--- Available records ---
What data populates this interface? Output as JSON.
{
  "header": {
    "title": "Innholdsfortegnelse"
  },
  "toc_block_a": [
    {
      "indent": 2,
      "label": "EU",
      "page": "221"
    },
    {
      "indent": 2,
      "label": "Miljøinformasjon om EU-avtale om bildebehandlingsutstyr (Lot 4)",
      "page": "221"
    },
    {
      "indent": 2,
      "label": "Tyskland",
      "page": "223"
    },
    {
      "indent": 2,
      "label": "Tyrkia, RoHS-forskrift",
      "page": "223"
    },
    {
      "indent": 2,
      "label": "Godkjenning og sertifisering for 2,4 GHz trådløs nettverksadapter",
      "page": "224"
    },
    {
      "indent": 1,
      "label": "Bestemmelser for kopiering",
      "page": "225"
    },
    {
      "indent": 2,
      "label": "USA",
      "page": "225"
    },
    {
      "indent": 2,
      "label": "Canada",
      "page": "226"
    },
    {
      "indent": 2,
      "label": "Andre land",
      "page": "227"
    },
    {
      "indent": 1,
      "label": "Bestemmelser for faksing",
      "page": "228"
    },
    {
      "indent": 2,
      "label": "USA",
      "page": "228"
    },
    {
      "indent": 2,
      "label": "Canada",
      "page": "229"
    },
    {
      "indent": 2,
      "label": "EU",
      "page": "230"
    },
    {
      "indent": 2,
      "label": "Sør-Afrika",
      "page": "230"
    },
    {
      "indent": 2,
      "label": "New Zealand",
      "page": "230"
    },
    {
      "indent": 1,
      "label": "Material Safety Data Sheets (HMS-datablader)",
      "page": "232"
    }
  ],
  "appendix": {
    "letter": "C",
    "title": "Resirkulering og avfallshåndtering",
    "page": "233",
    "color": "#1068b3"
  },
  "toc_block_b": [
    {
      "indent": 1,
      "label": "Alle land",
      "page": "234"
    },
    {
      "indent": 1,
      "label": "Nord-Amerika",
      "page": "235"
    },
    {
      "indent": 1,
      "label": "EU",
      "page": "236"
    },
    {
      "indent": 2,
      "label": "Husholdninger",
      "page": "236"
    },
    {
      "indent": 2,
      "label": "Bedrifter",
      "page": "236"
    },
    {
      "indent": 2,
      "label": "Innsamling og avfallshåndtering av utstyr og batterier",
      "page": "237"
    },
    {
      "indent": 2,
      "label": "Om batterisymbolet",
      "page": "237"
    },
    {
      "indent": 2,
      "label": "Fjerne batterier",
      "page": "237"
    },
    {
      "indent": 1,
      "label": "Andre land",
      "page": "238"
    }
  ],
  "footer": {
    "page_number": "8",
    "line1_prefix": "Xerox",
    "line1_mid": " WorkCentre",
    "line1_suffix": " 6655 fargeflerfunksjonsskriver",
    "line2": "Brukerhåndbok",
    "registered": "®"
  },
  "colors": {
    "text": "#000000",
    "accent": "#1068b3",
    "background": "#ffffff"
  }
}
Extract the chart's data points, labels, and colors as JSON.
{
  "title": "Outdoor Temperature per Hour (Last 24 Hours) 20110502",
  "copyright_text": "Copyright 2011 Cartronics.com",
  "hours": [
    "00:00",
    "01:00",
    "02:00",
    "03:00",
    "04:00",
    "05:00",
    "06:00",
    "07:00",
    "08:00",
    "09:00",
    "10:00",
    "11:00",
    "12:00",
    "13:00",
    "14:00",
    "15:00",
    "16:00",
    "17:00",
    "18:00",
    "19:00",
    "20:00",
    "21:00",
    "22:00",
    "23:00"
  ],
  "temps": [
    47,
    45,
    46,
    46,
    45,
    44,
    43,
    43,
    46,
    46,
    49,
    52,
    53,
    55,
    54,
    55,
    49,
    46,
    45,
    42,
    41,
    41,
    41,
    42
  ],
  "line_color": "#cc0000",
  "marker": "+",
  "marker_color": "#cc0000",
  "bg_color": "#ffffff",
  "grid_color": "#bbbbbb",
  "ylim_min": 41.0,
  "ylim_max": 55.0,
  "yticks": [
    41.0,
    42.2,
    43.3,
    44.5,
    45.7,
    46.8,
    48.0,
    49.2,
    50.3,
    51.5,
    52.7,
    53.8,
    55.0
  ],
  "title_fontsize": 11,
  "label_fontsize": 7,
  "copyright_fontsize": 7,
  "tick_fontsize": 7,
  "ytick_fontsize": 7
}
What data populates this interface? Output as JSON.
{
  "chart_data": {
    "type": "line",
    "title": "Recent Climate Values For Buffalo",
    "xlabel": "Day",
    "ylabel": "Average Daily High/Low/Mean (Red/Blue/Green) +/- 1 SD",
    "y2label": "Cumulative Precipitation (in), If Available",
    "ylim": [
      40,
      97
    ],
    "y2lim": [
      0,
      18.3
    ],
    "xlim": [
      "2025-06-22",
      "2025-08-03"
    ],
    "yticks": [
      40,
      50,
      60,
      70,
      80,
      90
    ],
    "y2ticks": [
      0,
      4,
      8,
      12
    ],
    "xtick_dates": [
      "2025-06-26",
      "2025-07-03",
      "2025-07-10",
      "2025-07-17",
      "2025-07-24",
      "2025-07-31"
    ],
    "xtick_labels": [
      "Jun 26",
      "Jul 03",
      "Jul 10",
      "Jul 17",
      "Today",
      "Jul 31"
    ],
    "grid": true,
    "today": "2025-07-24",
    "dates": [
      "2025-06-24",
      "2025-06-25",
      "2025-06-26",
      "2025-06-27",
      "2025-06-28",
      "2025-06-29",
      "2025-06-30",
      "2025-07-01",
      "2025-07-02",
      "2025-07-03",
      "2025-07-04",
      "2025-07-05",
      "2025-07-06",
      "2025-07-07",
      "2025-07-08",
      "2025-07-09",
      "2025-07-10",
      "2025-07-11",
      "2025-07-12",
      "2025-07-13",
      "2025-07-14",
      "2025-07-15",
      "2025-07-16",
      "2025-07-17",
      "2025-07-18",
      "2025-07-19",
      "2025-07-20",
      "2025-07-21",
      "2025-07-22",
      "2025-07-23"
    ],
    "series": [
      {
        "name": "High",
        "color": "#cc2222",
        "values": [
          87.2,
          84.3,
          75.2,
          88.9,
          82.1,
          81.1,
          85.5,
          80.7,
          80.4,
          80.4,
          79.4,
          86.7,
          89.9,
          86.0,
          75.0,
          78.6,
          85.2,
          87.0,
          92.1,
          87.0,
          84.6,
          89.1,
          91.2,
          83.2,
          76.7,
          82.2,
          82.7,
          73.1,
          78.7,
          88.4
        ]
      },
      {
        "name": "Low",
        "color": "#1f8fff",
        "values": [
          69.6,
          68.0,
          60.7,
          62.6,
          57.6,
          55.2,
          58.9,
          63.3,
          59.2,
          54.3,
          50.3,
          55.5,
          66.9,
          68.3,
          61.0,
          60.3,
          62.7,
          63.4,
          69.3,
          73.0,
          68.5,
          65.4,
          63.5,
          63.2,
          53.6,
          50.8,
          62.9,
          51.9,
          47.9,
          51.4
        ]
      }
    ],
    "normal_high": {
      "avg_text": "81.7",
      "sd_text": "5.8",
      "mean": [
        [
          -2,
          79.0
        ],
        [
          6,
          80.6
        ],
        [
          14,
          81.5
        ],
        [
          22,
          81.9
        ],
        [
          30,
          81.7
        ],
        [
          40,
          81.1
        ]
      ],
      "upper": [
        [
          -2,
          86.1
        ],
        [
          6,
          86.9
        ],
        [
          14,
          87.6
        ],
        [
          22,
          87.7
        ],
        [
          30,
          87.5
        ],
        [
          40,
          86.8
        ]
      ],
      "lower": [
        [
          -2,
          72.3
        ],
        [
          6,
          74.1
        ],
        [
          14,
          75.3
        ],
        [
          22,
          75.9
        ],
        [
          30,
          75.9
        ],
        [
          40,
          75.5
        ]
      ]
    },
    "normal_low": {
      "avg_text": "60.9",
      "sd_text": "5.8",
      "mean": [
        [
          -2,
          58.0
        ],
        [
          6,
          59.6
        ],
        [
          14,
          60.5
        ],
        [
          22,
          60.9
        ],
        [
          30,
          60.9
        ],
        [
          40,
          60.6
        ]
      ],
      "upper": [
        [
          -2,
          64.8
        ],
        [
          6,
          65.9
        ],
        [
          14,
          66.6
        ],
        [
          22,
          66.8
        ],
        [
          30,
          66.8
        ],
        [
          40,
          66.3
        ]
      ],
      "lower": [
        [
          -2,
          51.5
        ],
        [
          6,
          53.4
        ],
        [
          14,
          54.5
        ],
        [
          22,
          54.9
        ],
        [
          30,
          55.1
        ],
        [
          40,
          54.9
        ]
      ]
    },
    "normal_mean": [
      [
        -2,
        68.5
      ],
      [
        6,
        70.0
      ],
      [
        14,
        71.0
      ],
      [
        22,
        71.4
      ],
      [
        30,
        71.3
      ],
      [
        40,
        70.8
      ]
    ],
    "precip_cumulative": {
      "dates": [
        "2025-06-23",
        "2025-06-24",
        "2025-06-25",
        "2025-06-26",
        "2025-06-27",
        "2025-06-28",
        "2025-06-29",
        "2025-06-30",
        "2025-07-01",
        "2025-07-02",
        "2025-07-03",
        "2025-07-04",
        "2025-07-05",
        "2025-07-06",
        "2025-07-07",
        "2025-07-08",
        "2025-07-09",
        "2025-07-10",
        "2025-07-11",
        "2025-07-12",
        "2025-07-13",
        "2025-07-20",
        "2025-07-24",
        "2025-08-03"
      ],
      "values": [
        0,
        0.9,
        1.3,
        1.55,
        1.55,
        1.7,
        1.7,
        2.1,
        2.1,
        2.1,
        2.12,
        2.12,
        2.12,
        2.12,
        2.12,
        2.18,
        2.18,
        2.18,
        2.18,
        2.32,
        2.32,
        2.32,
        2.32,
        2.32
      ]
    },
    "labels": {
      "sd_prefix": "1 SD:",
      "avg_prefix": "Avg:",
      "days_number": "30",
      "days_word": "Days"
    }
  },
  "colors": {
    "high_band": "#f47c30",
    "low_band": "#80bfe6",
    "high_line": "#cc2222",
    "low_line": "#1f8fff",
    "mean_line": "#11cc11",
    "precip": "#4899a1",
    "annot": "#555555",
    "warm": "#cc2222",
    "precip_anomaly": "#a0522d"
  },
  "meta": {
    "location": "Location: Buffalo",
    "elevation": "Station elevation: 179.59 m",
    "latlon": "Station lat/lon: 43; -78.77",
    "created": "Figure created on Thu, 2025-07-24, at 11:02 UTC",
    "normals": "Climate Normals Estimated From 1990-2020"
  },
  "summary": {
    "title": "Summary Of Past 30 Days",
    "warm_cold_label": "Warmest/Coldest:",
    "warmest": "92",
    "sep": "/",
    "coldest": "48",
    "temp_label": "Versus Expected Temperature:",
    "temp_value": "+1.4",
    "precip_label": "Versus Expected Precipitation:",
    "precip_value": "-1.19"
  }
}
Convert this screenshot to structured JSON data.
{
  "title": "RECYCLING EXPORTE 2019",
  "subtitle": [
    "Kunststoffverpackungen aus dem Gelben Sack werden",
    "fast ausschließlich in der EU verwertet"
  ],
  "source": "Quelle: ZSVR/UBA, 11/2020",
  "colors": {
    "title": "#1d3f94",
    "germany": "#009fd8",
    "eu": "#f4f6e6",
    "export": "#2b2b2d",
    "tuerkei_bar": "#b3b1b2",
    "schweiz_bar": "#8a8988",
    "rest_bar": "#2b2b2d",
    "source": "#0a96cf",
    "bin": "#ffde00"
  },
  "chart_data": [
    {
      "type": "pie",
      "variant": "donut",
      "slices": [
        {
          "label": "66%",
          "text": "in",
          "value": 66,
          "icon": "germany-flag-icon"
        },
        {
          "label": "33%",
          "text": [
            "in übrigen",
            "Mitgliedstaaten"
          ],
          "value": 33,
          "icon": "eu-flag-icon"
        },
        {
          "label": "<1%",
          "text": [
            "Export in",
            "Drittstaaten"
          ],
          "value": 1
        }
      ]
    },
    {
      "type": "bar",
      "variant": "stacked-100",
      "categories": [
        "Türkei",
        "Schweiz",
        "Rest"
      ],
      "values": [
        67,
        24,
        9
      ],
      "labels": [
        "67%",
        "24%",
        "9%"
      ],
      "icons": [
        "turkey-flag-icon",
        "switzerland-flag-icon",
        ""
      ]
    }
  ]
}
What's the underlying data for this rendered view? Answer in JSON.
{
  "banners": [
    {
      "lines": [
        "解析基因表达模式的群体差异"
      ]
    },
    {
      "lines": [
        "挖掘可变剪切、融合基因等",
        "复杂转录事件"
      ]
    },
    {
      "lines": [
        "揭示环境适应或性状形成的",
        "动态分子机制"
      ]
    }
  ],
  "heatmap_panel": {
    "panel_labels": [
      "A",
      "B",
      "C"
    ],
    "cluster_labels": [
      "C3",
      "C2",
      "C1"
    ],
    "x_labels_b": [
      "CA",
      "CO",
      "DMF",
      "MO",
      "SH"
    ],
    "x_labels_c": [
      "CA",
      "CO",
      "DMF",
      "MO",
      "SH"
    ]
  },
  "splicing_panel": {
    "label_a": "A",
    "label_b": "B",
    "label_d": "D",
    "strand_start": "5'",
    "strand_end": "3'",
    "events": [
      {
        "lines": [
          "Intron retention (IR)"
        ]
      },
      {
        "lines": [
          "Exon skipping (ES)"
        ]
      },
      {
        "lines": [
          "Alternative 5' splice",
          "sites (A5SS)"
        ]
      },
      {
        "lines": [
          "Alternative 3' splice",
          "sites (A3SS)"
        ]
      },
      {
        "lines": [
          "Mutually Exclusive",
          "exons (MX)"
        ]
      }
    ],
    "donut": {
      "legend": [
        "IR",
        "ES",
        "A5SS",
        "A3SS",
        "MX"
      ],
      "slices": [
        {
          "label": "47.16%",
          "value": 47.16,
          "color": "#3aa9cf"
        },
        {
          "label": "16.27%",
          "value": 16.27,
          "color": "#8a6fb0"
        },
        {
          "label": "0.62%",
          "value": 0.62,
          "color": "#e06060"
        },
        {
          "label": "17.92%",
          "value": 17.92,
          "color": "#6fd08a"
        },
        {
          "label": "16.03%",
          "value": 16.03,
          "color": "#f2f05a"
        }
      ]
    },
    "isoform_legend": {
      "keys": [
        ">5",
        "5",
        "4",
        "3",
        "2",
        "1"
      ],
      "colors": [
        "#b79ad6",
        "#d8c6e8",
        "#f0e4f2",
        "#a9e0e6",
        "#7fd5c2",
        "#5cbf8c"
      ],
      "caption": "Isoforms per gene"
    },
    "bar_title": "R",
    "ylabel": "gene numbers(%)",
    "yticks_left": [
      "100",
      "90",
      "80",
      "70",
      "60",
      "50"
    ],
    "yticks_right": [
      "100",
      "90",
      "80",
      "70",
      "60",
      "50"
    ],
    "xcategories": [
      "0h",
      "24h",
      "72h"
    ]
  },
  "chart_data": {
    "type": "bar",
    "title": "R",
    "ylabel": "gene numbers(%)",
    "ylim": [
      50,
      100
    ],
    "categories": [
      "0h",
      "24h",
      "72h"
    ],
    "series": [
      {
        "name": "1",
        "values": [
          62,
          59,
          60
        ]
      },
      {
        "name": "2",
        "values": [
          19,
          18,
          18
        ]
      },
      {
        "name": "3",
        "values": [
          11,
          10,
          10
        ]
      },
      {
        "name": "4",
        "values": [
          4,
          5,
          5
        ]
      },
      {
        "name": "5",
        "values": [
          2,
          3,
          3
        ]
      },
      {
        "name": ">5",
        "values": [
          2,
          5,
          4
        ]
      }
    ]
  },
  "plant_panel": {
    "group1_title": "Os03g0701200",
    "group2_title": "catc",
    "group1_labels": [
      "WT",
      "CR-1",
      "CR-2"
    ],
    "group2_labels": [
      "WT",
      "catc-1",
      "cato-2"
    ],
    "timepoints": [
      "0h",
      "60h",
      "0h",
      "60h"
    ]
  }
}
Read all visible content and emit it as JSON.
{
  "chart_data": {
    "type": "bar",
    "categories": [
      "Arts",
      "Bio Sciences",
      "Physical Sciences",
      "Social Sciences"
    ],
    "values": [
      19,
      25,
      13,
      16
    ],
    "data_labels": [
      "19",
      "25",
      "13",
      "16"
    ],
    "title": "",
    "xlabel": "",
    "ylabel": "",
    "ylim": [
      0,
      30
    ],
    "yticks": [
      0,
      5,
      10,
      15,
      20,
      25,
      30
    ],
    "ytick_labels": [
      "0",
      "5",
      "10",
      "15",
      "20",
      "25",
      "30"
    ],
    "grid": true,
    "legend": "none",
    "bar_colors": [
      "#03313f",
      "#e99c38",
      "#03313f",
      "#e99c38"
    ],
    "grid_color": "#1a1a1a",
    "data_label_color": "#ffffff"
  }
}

--- Directive ---
Gather all lines with the string "Temperature" from the data.

--- Worked answer ---
  "title": "Outdoor Temperature per Hour (Last 24 Hours) 20110502",
    "temp_label": "Versus Expected Temperature:",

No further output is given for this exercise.